Count how many lines of the material below have the word "using" and give only the number.

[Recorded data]

════

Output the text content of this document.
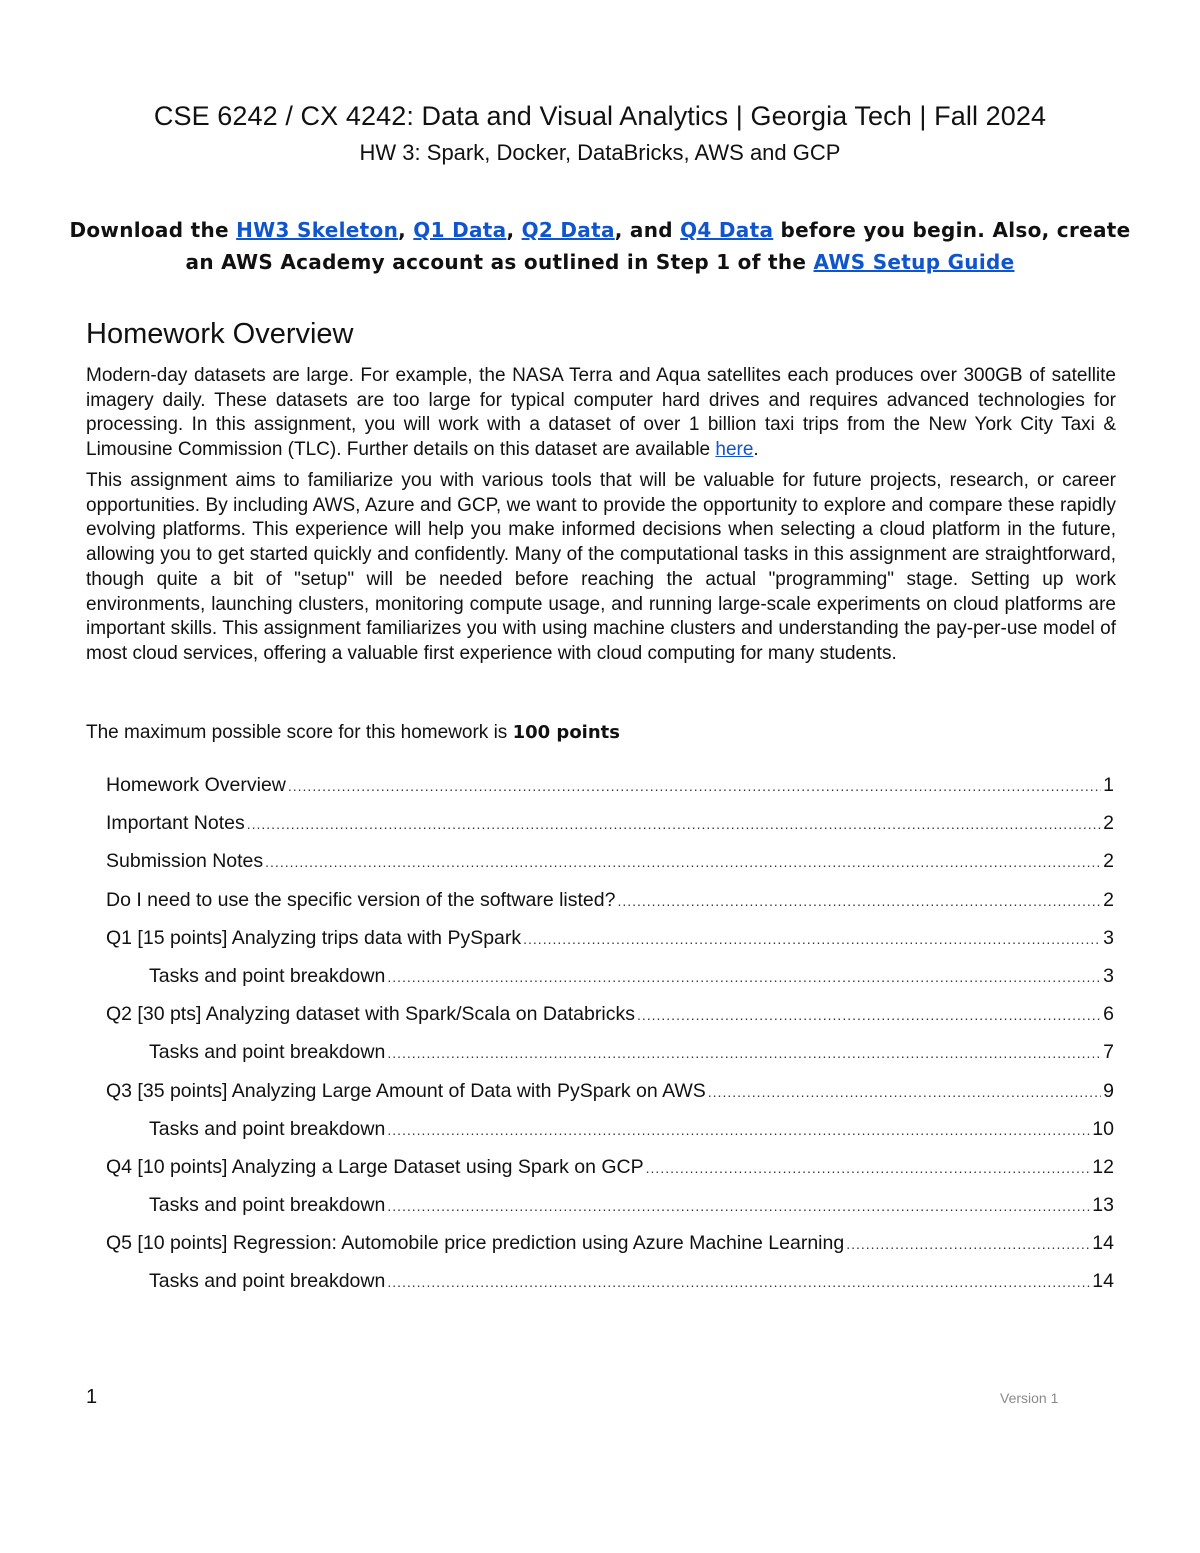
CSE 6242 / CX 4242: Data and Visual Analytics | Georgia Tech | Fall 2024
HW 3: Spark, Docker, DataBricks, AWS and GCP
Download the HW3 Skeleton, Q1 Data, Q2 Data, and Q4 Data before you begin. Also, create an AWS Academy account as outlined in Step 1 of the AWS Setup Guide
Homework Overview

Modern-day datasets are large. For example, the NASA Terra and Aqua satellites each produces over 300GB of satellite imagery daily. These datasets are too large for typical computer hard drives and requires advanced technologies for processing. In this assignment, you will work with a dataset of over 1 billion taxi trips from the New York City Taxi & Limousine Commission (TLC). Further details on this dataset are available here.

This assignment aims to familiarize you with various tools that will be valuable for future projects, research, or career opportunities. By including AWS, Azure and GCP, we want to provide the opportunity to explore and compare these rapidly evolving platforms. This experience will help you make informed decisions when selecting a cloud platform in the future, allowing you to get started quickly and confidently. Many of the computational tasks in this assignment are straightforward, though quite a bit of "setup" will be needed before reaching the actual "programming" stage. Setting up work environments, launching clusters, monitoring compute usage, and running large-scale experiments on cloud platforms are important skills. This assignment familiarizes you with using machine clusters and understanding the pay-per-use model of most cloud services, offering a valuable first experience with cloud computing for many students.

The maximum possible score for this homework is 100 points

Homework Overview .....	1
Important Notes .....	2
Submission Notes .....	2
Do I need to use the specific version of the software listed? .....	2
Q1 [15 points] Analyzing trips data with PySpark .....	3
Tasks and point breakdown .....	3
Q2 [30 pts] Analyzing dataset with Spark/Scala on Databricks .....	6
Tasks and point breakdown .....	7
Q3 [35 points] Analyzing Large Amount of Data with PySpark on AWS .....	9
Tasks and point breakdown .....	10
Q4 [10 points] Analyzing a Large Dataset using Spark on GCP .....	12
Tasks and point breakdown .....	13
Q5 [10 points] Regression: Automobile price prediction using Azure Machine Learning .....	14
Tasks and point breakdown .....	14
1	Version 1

════

__Task answer__
3